Items from a dataset
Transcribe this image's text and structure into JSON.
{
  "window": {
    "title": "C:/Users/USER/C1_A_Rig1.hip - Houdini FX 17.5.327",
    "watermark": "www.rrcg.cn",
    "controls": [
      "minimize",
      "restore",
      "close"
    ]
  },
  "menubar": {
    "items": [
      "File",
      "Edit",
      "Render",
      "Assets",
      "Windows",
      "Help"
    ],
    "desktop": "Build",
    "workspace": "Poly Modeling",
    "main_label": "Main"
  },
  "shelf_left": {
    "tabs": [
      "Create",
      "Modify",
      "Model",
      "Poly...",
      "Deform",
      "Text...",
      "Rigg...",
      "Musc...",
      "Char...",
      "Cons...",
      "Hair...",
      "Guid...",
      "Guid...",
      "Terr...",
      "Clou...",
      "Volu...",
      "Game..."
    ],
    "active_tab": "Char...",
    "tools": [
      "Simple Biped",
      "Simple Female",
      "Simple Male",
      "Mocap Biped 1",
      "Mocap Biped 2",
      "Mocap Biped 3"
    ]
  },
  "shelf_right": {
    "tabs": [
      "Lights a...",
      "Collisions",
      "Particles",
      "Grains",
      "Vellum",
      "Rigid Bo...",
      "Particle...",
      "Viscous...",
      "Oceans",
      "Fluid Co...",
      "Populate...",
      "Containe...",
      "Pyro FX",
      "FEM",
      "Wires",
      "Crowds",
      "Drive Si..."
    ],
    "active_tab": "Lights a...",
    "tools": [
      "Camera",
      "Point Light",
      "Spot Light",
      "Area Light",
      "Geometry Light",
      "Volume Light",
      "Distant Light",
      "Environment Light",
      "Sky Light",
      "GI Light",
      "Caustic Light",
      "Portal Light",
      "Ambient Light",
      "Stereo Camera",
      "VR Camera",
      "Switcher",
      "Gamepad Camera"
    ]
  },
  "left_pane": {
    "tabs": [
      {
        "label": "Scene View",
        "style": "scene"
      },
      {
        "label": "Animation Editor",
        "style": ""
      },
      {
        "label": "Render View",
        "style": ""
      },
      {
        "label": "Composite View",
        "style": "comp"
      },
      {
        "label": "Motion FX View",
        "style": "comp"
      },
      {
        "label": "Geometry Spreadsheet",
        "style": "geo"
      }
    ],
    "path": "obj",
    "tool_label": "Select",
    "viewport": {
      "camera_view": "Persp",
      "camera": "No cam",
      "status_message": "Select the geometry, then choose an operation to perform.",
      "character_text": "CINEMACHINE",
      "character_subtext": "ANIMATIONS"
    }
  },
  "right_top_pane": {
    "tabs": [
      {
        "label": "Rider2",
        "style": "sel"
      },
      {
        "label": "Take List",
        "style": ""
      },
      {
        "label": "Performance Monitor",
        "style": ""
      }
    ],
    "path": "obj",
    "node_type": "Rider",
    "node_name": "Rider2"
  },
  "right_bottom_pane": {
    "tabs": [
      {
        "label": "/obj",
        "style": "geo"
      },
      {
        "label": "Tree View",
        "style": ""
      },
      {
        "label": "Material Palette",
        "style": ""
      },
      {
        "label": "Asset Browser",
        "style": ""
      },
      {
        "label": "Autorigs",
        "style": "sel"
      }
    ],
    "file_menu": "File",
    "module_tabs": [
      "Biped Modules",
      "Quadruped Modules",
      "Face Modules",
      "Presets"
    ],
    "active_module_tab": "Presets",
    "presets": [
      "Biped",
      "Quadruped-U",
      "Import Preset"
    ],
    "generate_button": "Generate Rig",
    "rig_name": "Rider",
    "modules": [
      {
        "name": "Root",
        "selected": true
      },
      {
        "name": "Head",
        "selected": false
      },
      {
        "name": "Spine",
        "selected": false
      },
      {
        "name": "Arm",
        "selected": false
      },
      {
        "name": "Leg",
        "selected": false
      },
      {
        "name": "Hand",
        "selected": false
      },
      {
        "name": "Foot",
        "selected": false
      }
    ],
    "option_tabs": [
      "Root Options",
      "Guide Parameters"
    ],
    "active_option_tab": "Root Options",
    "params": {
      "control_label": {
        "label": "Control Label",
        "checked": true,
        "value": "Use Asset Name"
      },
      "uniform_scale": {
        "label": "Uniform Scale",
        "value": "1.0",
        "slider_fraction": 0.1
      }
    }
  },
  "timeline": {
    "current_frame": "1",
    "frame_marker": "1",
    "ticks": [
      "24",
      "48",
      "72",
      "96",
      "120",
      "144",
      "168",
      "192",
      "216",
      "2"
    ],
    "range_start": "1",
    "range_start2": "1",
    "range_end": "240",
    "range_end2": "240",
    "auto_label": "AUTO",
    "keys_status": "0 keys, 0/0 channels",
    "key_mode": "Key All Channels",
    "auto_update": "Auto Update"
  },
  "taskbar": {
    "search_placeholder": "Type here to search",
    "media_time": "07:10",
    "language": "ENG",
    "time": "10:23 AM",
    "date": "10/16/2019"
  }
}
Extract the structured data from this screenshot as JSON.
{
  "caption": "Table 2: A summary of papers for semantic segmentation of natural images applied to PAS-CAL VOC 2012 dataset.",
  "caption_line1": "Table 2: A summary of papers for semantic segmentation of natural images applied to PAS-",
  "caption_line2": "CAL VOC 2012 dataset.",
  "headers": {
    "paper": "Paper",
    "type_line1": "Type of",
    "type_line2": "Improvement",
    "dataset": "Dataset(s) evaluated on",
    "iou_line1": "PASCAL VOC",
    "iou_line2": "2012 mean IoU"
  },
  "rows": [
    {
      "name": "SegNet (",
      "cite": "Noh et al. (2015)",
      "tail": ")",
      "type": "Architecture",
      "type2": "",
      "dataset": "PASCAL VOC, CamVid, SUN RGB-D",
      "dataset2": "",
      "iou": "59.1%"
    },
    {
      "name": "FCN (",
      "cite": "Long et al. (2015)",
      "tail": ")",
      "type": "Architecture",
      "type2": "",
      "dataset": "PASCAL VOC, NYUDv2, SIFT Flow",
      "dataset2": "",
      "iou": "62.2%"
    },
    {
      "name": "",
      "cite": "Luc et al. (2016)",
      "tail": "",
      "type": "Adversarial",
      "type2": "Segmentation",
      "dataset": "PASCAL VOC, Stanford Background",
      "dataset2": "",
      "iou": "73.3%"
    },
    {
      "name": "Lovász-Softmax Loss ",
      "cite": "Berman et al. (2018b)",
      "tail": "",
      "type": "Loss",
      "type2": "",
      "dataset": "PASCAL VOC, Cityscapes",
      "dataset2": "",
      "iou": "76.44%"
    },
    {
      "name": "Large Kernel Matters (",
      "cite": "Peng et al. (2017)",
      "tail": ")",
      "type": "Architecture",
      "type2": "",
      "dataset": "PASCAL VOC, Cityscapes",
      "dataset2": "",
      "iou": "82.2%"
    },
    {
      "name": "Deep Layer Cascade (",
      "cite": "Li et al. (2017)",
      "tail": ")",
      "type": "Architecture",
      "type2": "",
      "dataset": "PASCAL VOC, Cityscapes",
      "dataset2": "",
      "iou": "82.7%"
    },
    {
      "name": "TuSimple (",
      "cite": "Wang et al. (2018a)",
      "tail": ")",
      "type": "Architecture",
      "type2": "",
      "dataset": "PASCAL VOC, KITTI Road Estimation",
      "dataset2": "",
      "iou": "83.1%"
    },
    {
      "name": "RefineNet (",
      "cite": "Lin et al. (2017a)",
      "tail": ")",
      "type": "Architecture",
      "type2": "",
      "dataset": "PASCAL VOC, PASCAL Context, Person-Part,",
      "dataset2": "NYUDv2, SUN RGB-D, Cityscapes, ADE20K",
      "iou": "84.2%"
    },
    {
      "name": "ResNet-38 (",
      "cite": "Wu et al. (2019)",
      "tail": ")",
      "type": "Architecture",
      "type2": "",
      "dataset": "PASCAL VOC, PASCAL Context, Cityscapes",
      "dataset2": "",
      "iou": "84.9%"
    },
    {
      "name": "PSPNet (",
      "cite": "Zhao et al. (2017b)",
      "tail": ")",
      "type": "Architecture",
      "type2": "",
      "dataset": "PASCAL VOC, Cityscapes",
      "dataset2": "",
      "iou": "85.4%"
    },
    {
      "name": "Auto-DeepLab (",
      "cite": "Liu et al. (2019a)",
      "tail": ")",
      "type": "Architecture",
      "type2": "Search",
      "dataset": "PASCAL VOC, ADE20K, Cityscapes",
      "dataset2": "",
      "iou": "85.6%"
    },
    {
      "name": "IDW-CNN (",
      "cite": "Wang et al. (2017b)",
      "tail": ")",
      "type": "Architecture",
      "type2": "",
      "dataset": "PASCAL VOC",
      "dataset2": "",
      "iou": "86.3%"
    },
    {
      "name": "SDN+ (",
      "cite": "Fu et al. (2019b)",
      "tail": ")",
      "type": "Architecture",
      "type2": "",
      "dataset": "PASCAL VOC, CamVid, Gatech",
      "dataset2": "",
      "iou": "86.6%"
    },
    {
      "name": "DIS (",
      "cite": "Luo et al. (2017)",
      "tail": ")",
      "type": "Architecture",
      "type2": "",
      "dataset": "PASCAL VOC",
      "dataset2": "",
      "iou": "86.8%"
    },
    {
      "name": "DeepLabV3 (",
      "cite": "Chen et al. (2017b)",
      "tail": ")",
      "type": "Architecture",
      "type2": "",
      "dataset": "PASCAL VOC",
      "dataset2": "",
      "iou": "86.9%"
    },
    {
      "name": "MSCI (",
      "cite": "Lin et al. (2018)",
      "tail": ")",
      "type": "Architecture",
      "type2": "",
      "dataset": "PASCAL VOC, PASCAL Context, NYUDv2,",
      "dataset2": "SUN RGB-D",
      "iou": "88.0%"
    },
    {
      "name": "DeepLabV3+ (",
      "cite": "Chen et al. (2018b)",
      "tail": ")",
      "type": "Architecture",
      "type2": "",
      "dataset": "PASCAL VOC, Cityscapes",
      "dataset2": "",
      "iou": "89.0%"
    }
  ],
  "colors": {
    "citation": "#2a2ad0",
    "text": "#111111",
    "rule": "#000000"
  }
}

> _Do this_: Where a line of the records above holds the word "semantic", copy that line.

> _Exercise output_:
  "caption": "Table 2: A summary of papers for semantic segmentation of natural images applied to PAS-CAL VOC 2012 dataset.",
  "caption_line1": "Table 2: A summary of papers for semantic segmentation of natural images applied to PAS-",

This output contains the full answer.